* _Directions_:
For each line below that includes the word "Nominal", make a copy.

* _Data listing_:
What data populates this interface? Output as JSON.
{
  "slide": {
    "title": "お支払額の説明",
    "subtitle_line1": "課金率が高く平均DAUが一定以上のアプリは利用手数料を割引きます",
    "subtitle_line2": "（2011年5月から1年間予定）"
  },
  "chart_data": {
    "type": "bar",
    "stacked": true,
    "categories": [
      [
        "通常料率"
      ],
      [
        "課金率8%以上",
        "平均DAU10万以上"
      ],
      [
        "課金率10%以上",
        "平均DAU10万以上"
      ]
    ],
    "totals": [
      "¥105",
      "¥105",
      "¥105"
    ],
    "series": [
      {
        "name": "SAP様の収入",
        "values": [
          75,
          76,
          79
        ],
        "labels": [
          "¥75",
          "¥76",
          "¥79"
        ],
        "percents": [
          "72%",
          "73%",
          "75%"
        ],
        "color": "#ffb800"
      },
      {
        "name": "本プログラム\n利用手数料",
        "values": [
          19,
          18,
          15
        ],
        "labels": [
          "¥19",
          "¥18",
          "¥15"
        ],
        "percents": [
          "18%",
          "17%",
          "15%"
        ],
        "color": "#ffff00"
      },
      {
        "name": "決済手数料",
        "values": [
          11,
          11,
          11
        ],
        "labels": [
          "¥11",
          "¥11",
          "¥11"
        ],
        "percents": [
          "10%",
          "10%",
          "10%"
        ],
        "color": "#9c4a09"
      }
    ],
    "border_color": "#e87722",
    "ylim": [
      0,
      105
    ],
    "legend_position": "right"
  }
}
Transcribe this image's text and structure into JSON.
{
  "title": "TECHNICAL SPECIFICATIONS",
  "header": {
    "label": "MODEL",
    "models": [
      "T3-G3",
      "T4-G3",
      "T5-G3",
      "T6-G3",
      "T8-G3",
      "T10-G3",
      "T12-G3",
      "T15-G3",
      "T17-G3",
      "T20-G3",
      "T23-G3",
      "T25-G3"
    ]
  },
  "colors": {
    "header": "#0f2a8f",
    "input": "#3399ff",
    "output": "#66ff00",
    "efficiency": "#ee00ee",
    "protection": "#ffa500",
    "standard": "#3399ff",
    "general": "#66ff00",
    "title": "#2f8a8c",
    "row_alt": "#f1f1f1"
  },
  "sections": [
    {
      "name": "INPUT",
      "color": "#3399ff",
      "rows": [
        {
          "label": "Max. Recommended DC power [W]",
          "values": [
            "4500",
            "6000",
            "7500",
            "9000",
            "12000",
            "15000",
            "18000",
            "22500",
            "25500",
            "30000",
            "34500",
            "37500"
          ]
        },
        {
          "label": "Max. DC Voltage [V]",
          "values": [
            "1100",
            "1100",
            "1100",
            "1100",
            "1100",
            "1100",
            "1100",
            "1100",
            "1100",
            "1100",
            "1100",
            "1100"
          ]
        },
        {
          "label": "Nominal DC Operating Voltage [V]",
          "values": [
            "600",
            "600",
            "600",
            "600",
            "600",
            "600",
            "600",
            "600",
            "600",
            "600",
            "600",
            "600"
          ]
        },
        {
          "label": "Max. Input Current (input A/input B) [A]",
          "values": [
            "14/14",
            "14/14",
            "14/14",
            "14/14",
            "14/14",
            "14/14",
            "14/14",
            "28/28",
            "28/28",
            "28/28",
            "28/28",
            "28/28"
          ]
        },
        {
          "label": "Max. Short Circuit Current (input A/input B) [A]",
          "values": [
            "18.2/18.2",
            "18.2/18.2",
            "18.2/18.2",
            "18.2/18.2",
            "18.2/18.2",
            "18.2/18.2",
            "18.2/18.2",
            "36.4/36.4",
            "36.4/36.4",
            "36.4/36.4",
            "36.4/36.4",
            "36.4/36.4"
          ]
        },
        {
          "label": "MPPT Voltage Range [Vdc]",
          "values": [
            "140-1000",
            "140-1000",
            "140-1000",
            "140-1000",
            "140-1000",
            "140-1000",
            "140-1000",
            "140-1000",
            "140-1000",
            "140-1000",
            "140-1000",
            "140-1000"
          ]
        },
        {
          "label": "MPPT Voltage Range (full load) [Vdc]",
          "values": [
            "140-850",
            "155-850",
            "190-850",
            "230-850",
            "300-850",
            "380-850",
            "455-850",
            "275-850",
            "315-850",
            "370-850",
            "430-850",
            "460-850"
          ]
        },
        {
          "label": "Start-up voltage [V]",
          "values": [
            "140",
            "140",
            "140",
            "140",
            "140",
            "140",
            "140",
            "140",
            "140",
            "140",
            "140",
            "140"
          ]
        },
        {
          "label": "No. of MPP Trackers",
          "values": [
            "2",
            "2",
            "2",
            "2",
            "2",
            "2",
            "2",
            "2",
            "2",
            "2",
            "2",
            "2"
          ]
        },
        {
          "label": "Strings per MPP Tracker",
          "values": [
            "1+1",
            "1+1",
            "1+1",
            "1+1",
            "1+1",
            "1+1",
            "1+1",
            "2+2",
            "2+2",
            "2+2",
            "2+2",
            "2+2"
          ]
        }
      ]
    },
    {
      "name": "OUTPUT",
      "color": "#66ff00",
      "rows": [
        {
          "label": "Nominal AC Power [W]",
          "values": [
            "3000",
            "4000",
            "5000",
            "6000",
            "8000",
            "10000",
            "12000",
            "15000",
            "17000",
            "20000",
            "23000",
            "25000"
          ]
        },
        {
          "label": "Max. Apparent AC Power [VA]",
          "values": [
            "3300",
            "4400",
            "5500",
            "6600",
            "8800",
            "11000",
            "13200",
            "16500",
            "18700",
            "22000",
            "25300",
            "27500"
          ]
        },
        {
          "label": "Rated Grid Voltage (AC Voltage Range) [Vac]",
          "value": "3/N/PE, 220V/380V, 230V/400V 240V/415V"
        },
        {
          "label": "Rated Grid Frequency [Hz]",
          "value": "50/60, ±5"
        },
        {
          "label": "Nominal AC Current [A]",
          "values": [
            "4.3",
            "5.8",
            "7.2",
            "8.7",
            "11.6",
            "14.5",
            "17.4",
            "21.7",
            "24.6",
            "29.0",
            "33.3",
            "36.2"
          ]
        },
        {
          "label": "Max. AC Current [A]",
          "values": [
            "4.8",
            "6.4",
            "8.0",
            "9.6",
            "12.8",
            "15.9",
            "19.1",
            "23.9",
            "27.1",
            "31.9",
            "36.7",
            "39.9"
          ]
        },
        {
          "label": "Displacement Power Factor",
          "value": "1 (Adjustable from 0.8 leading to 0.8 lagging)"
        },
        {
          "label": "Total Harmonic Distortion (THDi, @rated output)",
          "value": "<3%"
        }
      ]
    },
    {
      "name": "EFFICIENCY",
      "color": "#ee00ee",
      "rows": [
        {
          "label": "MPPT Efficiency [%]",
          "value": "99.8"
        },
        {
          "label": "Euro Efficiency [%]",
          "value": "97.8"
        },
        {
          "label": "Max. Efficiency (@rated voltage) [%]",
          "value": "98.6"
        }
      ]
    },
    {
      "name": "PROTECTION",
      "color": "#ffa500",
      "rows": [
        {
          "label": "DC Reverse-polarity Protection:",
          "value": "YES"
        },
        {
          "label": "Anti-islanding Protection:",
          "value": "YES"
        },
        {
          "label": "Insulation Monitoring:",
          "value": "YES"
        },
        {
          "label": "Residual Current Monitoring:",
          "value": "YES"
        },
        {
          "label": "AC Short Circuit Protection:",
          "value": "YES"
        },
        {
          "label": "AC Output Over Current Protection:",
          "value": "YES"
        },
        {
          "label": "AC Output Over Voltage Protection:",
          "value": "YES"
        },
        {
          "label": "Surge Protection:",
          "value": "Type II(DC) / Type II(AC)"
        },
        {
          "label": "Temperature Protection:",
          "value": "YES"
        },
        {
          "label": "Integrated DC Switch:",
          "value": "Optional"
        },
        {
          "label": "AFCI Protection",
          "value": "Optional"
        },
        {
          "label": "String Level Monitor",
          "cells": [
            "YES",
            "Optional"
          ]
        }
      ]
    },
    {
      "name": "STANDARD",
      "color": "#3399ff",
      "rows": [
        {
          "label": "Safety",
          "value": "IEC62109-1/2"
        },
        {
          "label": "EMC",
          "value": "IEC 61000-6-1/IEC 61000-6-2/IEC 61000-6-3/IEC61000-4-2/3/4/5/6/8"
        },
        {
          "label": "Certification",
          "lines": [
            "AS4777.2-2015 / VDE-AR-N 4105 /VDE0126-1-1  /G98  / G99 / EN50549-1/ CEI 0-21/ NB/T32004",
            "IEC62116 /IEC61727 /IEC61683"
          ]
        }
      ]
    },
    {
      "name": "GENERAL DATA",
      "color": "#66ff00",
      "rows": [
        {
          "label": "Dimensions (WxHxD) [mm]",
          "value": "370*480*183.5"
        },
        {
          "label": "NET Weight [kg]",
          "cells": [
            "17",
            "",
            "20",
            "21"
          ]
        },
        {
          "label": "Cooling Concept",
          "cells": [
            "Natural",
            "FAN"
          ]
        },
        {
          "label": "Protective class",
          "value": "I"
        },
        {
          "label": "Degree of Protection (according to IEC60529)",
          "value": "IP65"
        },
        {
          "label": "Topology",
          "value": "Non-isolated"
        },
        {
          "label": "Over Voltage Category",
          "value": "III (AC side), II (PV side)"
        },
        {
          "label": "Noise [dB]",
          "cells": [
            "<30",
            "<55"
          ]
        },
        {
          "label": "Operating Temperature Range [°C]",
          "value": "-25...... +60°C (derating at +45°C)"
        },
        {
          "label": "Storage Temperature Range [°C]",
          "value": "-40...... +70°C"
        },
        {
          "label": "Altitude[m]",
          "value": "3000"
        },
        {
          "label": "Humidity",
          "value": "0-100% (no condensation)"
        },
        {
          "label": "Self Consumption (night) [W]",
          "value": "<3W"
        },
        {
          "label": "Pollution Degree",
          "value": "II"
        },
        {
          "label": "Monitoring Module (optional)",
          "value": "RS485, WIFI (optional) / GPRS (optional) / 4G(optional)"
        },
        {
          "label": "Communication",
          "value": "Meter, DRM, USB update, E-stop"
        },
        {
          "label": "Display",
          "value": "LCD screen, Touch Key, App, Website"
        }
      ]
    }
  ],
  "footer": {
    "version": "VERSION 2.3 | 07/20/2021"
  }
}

* _Output of the exercise_:
          "label": "Nominal DC Operating Voltage [V]",
          "label": "Nominal AC Power [W]",
          "label": "Nominal AC Current [A]",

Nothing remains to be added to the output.